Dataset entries
● ● ●

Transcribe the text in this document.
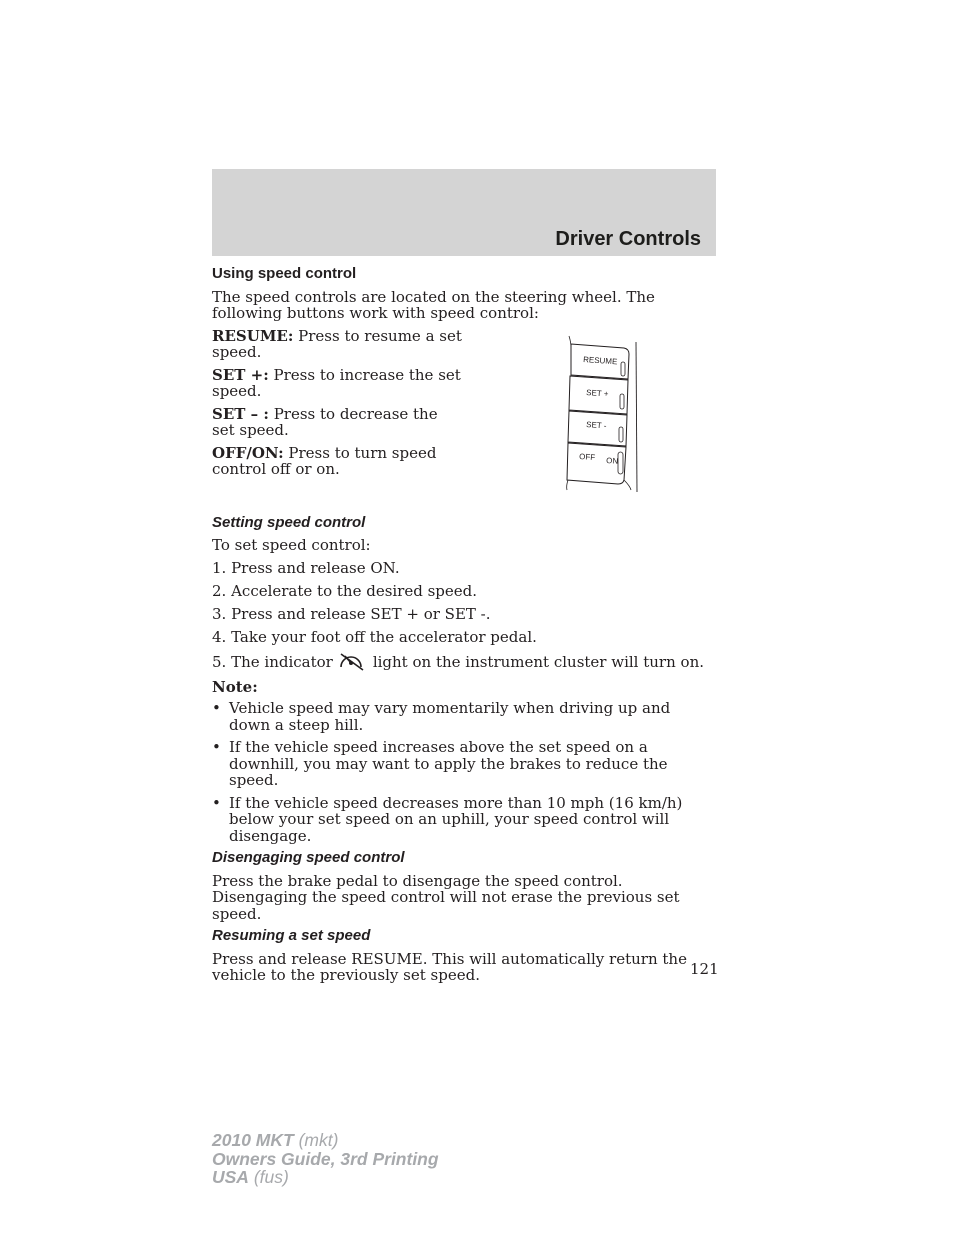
Driver Controls
Using speed control

The speed controls are located on the steering wheel. The following buttons work with speed control:

RESUME: Press to resume a set speed.

SET +: Press to increase the set speed.

SET – : Press to decrease the set speed.

OFF/ON: Press to turn speed control off or on.

Setting speed control

To set speed control:

1. Press and release ON.

2. Accelerate to the desired speed.

3. Press and release SET + or SET -.

4. Take your foot off the accelerator pedal.

5. The indicator	light on the instrument cluster will turn on.

Note:
• Vehicle speed may vary momentarily when driving up and down a steep hill.
• If the vehicle speed increases above the set speed on a downhill, you may want to apply the brakes to reduce the speed.
• If the vehicle speed decreases more than 10 mph (16 km/h) below your set speed on an uphill, your speed control will disengage.
Disengaging speed control

Press the brake pedal to disengage the speed control. Disengaging the speed control will not erase the previous set speed.

Resuming a set speed

Press and release RESUME. This will automatically return the vehicle to the previously set speed.

RESUME
SET +
SET -
OFF ON
121
2010 MKT (mkt)
Owners Guide, 3rd Printing
USA (fus)
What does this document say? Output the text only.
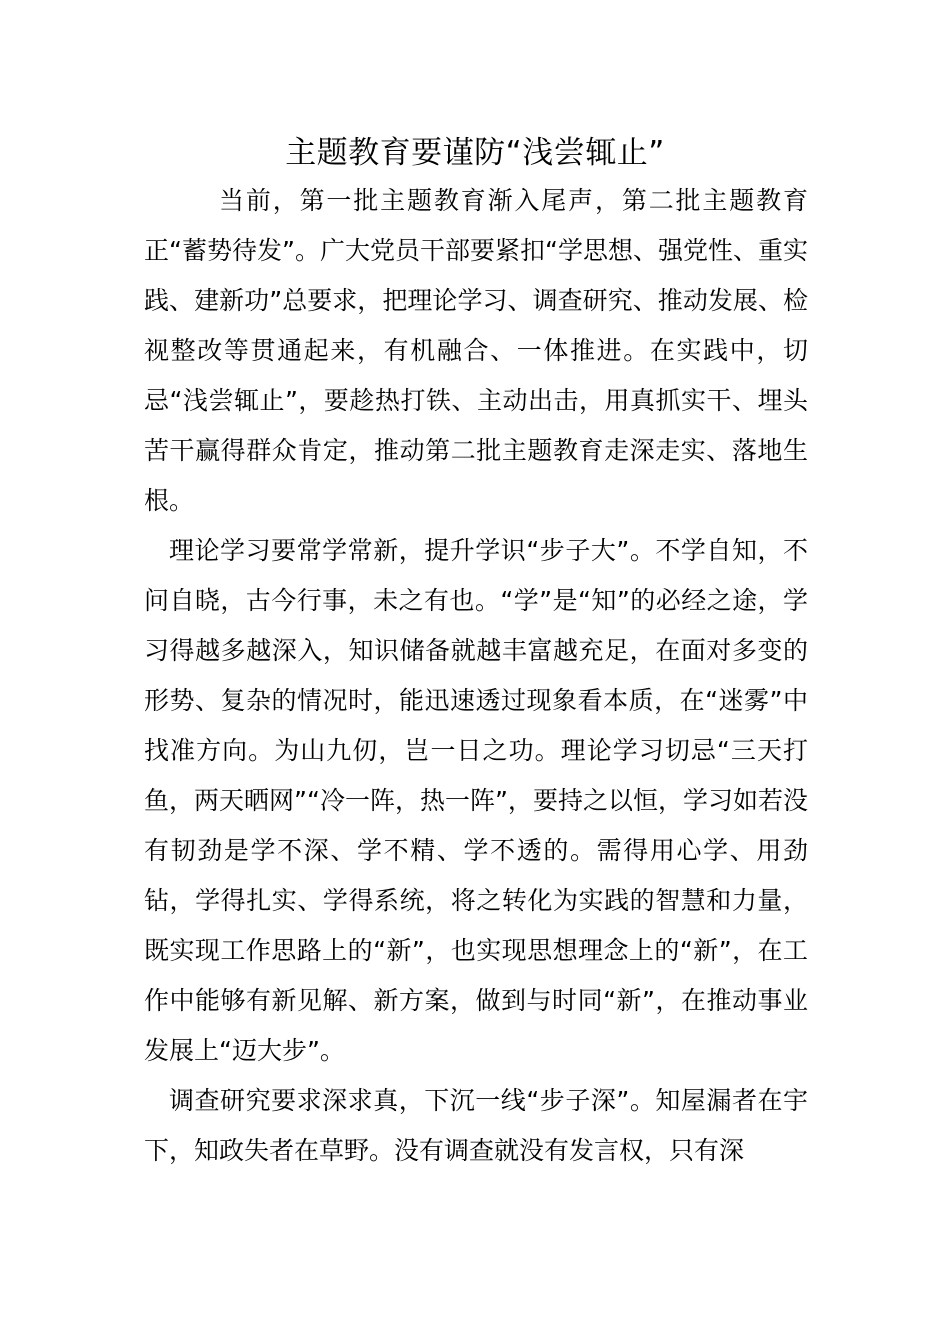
主题教育要谨防“浅尝辄止”

当前，第一批主题教育渐入尾声，第二批主题教育正“蓄势待发”。广大党员干部要紧扣“学思想、强党性、重实践、建新功”总要求，把理论学习、调查研究、推动发展、检视整改等贯通起来，有机融合、一体推进。在实践中，切忌“浅尝辄止”，要趁热打铁、主动出击，用真抓实干、埋头苦干赢得群众肯定，推动第二批主题教育走深走实、落地生根。

理论学习要常学常新，提升学识“步子大”。不学自知，不问自晓，古今行事，未之有也。“学”是“知”的必经之途，学习得越多越深入，知识储备就越丰富越充足，在面对多变的形势、复杂的情况时，能迅速透过现象看本质，在“迷雾”中找准方向。为山九仞，岂一日之功。理论学习切忌“三天打鱼，两天晒网”“冷一阵，热一阵”，要持之以恒，学习如若没有韧劲是学不深、学不精、学不透的。需得用心学、用劲钻，学得扎实、学得系统，将之转化为实践的智慧和力量，既实现工作思路上的“新”，也实现思想理念上的“新”，在工作中能够有新见解、新方案，做到与时同“新”，在推动事业发展上“迈大步”。

调查研究要求深求真，下沉一线“步子深”。知屋漏者在宇下，知政失者在草野。没有调查就没有发言权，只有深
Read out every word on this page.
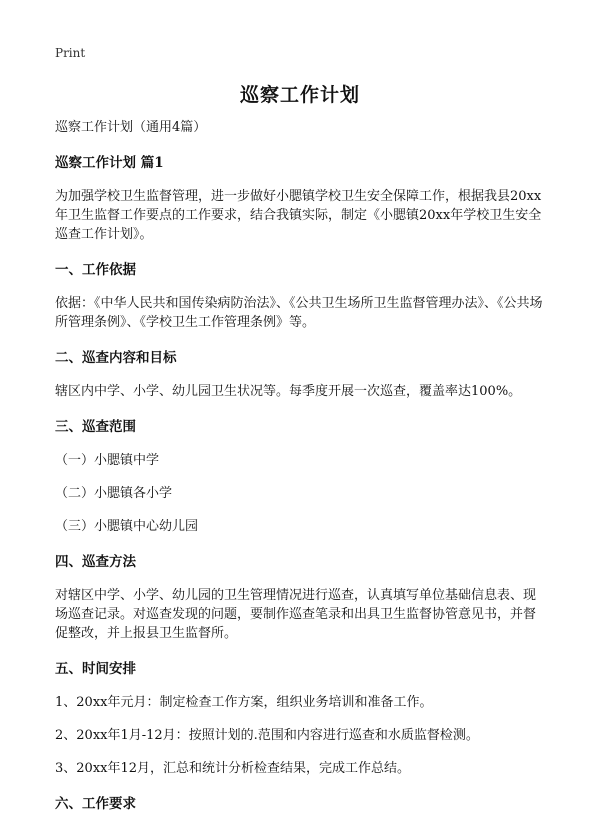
Print
巡察工作计划

巡察工作计划（通用4篇）

巡察工作计划 篇1

为加强学校卫生监督管理，进一步做好小腮镇学校卫生安全保障工作，根据我县20xx年卫生监督工作要点的工作要求，结合我镇实际，制定《小腮镇20xx年学校卫生安全巡查工作计划》。

一、工作依据

依据：《中华人民共和国传染病防治法》、《公共卫生场所卫生监督管理办法》、《公共场所管理条例》、《学校卫生工作管理条例》等。

二、巡查内容和目标

辖区内中学、小学、幼儿园卫生状况等。每季度开展一次巡查，覆盖率达100%。

三、巡查范围

（一）小腮镇中学

（二）小腮镇各小学

（三）小腮镇中心幼儿园

四、巡查方法

对辖区中学、小学、幼儿园的卫生管理情况进行巡查，认真填写单位基础信息表、现场巡查记录。对巡查发现的问题，要制作巡查笔录和出具卫生监督协管意见书，并督促整改，并上报县卫生监督所。

五、时间安排

1、20xx年元月：制定检查工作方案，组织业务培训和准备工作。

2、20xx年1月-12月：按照计划的.范围和内容进行巡查和水质监督检测。

3、20xx年12月，汇总和统计分析检查结果，完成工作总结。

六、工作要求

● ● ●

Directions. Reproduce all of the material exactly, apart from the pictures.

Response for this exercise.
Transcribe the text in this document.
Driver Controls
Using speed control

The speed controls are located on the steering wheel. The following buttons work with speed control:

RESUME: Press to resume a set speed.

SET +: Press to increase the set speed.

SET – : Press to decrease the set speed.

OFF/ON: Press to turn speed control off or on.

Setting speed control

To set speed control:

1. Press and release ON.

2. Accelerate to the desired speed.

3. Press and release SET + or SET -.

4. Take your foot off the accelerator pedal.

5. The indicator	light on the instrument cluster will turn on.

Note:
• Vehicle speed may vary momentarily when driving up and down a steep hill.
• If the vehicle speed increases above the set speed on a downhill, you may want to apply the brakes to reduce the speed.
• If the vehicle speed decreases more than 10 mph (16 km/h) below your set speed on an uphill, your speed control will disengage.
Disengaging speed control

Press the brake pedal to disengage the speed control. Disengaging the speed control will not erase the previous set speed.

Resuming a set speed

Press and release RESUME. This will automatically return the vehicle to the previously set speed.

RESUME
SET +
SET -
OFF ON
121
2010 MKT (mkt)
Owners Guide, 3rd Printing
USA (fus)
What does this document say? Output the text only.
主题教育要谨防“浅尝辄止”

当前，第一批主题教育渐入尾声，第二批主题教育正“蓄势待发”。广大党员干部要紧扣“学思想、强党性、重实践、建新功”总要求，把理论学习、调查研究、推动发展、检视整改等贯通起来，有机融合、一体推进。在实践中，切忌“浅尝辄止”，要趁热打铁、主动出击，用真抓实干、埋头苦干赢得群众肯定，推动第二批主题教育走深走实、落地生根。

理论学习要常学常新，提升学识“步子大”。不学自知，不问自晓，古今行事，未之有也。“学”是“知”的必经之途，学习得越多越深入，知识储备就越丰富越充足，在面对多变的形势、复杂的情况时，能迅速透过现象看本质，在“迷雾”中找准方向。为山九仞，岂一日之功。理论学习切忌“三天打鱼，两天晒网”“冷一阵，热一阵”，要持之以恒，学习如若没有韧劲是学不深、学不精、学不透的。需得用心学、用劲钻，学得扎实、学得系统，将之转化为实践的智慧和力量，既实现工作思路上的“新”，也实现思想理念上的“新”，在工作中能够有新见解、新方案，做到与时同“新”，在推动事业发展上“迈大步”。

调查研究要求深求真，下沉一线“步子深”。知屋漏者在宇下，知政失者在草野。没有调查就没有发言权，只有深
Read out every word on this page.
Print
巡察工作计划

巡察工作计划（通用4篇）

巡察工作计划 篇1

为加强学校卫生监督管理，进一步做好小腮镇学校卫生安全保障工作，根据我县20xx年卫生监督工作要点的工作要求，结合我镇实际，制定《小腮镇20xx年学校卫生安全巡查工作计划》。

一、工作依据

依据：《中华人民共和国传染病防治法》、《公共卫生场所卫生监督管理办法》、《公共场所管理条例》、《学校卫生工作管理条例》等。

二、巡查内容和目标

辖区内中学、小学、幼儿园卫生状况等。每季度开展一次巡查，覆盖率达100%。

三、巡查范围

（一）小腮镇中学

（二）小腮镇各小学

（三）小腮镇中心幼儿园

四、巡查方法

对辖区中学、小学、幼儿园的卫生管理情况进行巡查，认真填写单位基础信息表、现场巡查记录。对巡查发现的问题，要制作巡查笔录和出具卫生监督协管意见书，并督促整改，并上报县卫生监督所。

五、时间安排

1、20xx年元月：制定检查工作方案，组织业务培训和准备工作。

2、20xx年1月-12月：按照计划的.范围和内容进行巡查和水质监督检测。

3、20xx年12月，汇总和统计分析检查结果，完成工作总结。

六、工作要求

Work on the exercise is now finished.